═══ Supplied records ═══

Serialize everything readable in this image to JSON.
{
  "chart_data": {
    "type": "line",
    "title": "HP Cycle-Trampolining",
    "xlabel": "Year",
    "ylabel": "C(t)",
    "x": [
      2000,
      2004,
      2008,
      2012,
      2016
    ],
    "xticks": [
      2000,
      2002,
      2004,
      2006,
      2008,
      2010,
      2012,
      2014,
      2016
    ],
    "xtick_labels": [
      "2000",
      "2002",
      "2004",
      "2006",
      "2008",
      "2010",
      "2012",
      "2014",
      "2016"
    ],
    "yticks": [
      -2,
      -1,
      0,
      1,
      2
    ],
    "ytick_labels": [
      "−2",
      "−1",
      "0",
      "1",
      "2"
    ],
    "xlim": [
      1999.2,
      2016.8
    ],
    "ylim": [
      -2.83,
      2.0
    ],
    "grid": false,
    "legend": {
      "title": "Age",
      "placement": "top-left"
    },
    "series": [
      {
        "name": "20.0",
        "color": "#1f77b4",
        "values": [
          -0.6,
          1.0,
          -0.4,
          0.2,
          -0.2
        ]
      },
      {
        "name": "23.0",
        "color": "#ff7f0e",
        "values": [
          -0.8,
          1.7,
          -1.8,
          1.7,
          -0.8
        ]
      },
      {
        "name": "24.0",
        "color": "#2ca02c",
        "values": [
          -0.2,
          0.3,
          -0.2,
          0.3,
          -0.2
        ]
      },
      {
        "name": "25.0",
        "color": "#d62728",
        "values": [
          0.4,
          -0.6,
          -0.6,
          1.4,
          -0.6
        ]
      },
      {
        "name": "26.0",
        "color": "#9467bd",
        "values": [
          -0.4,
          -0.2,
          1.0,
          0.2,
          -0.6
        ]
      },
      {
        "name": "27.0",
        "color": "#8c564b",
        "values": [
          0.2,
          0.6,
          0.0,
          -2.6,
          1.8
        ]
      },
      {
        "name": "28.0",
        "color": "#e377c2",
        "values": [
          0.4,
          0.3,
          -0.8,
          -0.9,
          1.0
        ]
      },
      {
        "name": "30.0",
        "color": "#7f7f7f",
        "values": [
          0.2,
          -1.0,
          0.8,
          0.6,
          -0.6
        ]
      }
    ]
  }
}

═══

◆ **Challenge**
Extract every entry in the listing word for word.

◆ **Completed exercise**
Serialize everything readable in this image to JSON.
{
  "chart_data": {
    "type": "line",
    "title": "HP Cycle-Trampolining",
    "xlabel": "Year",
    "ylabel": "C(t)",
    "x": [
      2000,
      2004,
      2008,
      2012,
      2016
    ],
    "xticks": [
      2000,
      2002,
      2004,
      2006,
      2008,
      2010,
      2012,
      2014,
      2016
    ],
    "xtick_labels": [
      "2000",
      "2002",
      "2004",
      "2006",
      "2008",
      "2010",
      "2012",
      "2014",
      "2016"
    ],
    "yticks": [
      -2,
      -1,
      0,
      1,
      2
    ],
    "ytick_labels": [
      "−2",
      "−1",
      "0",
      "1",
      "2"
    ],
    "xlim": [
      1999.2,
      2016.8
    ],
    "ylim": [
      -2.83,
      2.0
    ],
    "grid": false,
    "legend": {
      "title": "Age",
      "placement": "top-left"
    },
    "series": [
      {
        "name": "20.0",
        "color": "#1f77b4",
        "values": [
          -0.6,
          1.0,
          -0.4,
          0.2,
          -0.2
        ]
      },
      {
        "name": "23.0",
        "color": "#ff7f0e",
        "values": [
          -0.8,
          1.7,
          -1.8,
          1.7,
          -0.8
        ]
      },
      {
        "name": "24.0",
        "color": "#2ca02c",
        "values": [
          -0.2,
          0.3,
          -0.2,
          0.3,
          -0.2
        ]
      },
      {
        "name": "25.0",
        "color": "#d62728",
        "values": [
          0.4,
          -0.6,
          -0.6,
          1.4,
          -0.6
        ]
      },
      {
        "name": "26.0",
        "color": "#9467bd",
        "values": [
          -0.4,
          -0.2,
          1.0,
          0.2,
          -0.6
        ]
      },
      {
        "name": "27.0",
        "color": "#8c564b",
        "values": [
          0.2,
          0.6,
          0.0,
          -2.6,
          1.8
        ]
      },
      {
        "name": "28.0",
        "color": "#e377c2",
        "values": [
          0.4,
          0.3,
          -0.8,
          -0.9,
          1.0
        ]
      },
      {
        "name": "30.0",
        "color": "#7f7f7f",
        "values": [
          0.2,
          -1.0,
          0.8,
          0.6,
          -0.6
        ]
      }
    ]
  }
}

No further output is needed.